## Exercise instructions
Quote the entries in full, character for character, without their images.

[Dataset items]
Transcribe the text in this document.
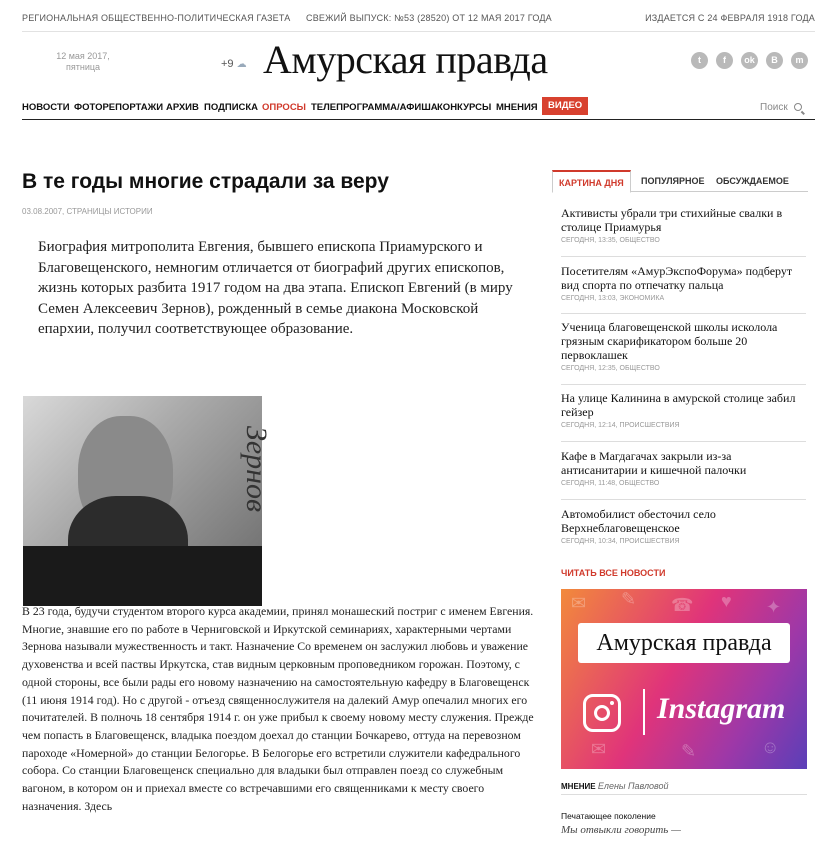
РЕГИОНАЛЬНАЯ ОБЩЕСТВЕННО-ПОЛИТИЧЕСКАЯ ГАЗЕТА СВЕЖИЙ ВЫПУСК: №53 (28520) ОТ 12 МАЯ 2017 ГОДА	ИЗДАЕТСЯ С 24 ФЕВРАЛЯ 1918 ГОДА
12 мая 2017,
пятница	+9 ☁ Амурская правда	t	f	ok	В	m
НОВОСТИ ФОТОРЕПОРТАЖИ АРХИВ ПОДПИСКА ОПРОСЫ ТЕЛЕПРОГРАММА/АФИША КОНКУРСЫ МНЕНИЯ	ВИДЕО	Поиск
В те годы многие страдали за веру
03.08.2007, СТРАНИЦЫ ИСТОРИИ
Биография митрополита Евгения, бывшего епископа Приамурского и Благовещенского, немногим отличается от биографий других епископов, жизнь которых разбита 1917 годом на два этапа. Епископ Евгений (в миру Семен Алексеевич Зернов), рожденный в семье диакона Московской епархии, получил соответствующее образование.
Зернов
В 23 года, будучи студентом второго курса академии, принял монашеский постриг с именем Евгения. Многие, знавшие его по работе в Черниговской и Иркутской семинариях, характерными чертами Зернова называли мужественность и такт. Назначение Со временем он заслужил любовь и уважение духовенства и всей паствы Иркутска, став видным церковным проповедником горожан. Поэтому, с одной стороны, все были рады его новому назначению на самостоятельную кафедру в Благовещенск (11 июня 1914 год). Но с другой - отъезд священнослужителя на далекий Амур опечалил многих его почитателей. В полночь 18 сентября 1914 г. он уже прибыл к своему новому месту служения. Прежде чем попасть в Благовещенск, владыка поездом доехал до станции Бочкарево, оттуда на перевозном пароходе «Номерной» до станции Белогорье. В Белогорье его встретили служители кафедрального собора. Со станции Благовещенск специально для владыки был отправлен поезд со служебным вагоном, в котором он и приехал вместе со встречавшими его священниками к месту своего назначения. Здесь
КАРТИНА ДНЯ	ПОПУЛЯРНОЕ ОБСУЖДАЕМОЕ
Активисты убрали три стихийные свалки в столице Приамурья
СЕГОДНЯ, 13:35, ОБЩЕСТВО
Посетителям «АмурЭкспоФорума» подберут вид спорта по отпечатку пальца
СЕГОДНЯ, 13:03, ЭКОНОМИКА
Ученица благовещенской школы исколола грязным скарификатором больше 20 первоклашек
СЕГОДНЯ, 12:35, ОБЩЕСТВО
На улице Калинина в амурской столице забил гейзер
СЕГОДНЯ, 12:14, ПРОИСШЕСТВИЯ
Кафе в Магдагачах закрыли из-за антисанитарии и кишечной палочки
СЕГОДНЯ, 11:48, ОБЩЕСТВО
Автомобилист обесточил село Верхнеблаговещенское
СЕГОДНЯ, 10:34, ПРОИСШЕСТВИЯ
ЧИТАТЬ ВСЕ НОВОСТИ
✉ ✎ ☎ ♥ ✦
✉	✎	☺
Амурская правда
Instagram
МНЕНИЕ Елены Павловой
Печатающее поколение
Мы отвыкли говорить —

## Task answer
Transcribe the text in this document.
РЕГИОНАЛЬНАЯ ОБЩЕСТВЕННО-ПОЛИТИЧЕСКАЯ ГАЗЕТА СВЕЖИЙ ВЫПУСК: №53 (28520) ОТ 12 МАЯ 2017 ГОДА	ИЗДАЕТСЯ С 24 ФЕВРАЛЯ 1918 ГОДА
12 мая 2017,
пятница	+9 ☁ Амурская правда	t	f	ok	В	m
НОВОСТИ ФОТОРЕПОРТАЖИ АРХИВ ПОДПИСКА ОПРОСЫ ТЕЛЕПРОГРАММА/АФИША КОНКУРСЫ МНЕНИЯ	ВИДЕО	Поиск
В те годы многие страдали за веру
03.08.2007, СТРАНИЦЫ ИСТОРИИ
Биография митрополита Евгения, бывшего епископа Приамурского и Благовещенского, немногим отличается от биографий других епископов, жизнь которых разбита 1917 годом на два этапа. Епископ Евгений (в миру Семен Алексеевич Зернов), рожденный в семье диакона Московской епархии, получил соответствующее образование.
Зернов
В 23 года, будучи студентом второго курса академии, принял монашеский постриг с именем Евгения. Многие, знавшие его по работе в Черниговской и Иркутской семинариях, характерными чертами Зернова называли мужественность и такт. Назначение Со временем он заслужил любовь и уважение духовенства и всей паствы Иркутска, став видным церковным проповедником горожан. Поэтому, с одной стороны, все были рады его новому назначению на самостоятельную кафедру в Благовещенск (11 июня 1914 год). Но с другой - отъезд священнослужителя на далекий Амур опечалил многих его почитателей. В полночь 18 сентября 1914 г. он уже прибыл к своему новому месту служения. Прежде чем попасть в Благовещенск, владыка поездом доехал до станции Бочкарево, оттуда на перевозном пароходе «Номерной» до станции Белогорье. В Белогорье его встретили служители кафедрального собора. Со станции Благовещенск специально для владыки был отправлен поезд со служебным вагоном, в котором он и приехал вместе со встречавшими его священниками к месту своего назначения. Здесь
КАРТИНА ДНЯ	ПОПУЛЯРНОЕ ОБСУЖДАЕМОЕ
Активисты убрали три стихийные свалки в столице Приамурья
СЕГОДНЯ, 13:35, ОБЩЕСТВО
Посетителям «АмурЭкспоФорума» подберут вид спорта по отпечатку пальца
СЕГОДНЯ, 13:03, ЭКОНОМИКА
Ученица благовещенской школы исколола грязным скарификатором больше 20 первоклашек
СЕГОДНЯ, 12:35, ОБЩЕСТВО
На улице Калинина в амурской столице забил гейзер
СЕГОДНЯ, 12:14, ПРОИСШЕСТВИЯ
Кафе в Магдагачах закрыли из-за антисанитарии и кишечной палочки
СЕГОДНЯ, 11:48, ОБЩЕСТВО
Автомобилист обесточил село Верхнеблаговещенское
СЕГОДНЯ, 10:34, ПРОИСШЕСТВИЯ
ЧИТАТЬ ВСЕ НОВОСТИ
✉ ✎ ☎ ♥ ✦
✉	✎	☺
Амурская правда
Instagram
МНЕНИЕ Елены Павловой
Печатающее поколение
Мы отвыкли говорить —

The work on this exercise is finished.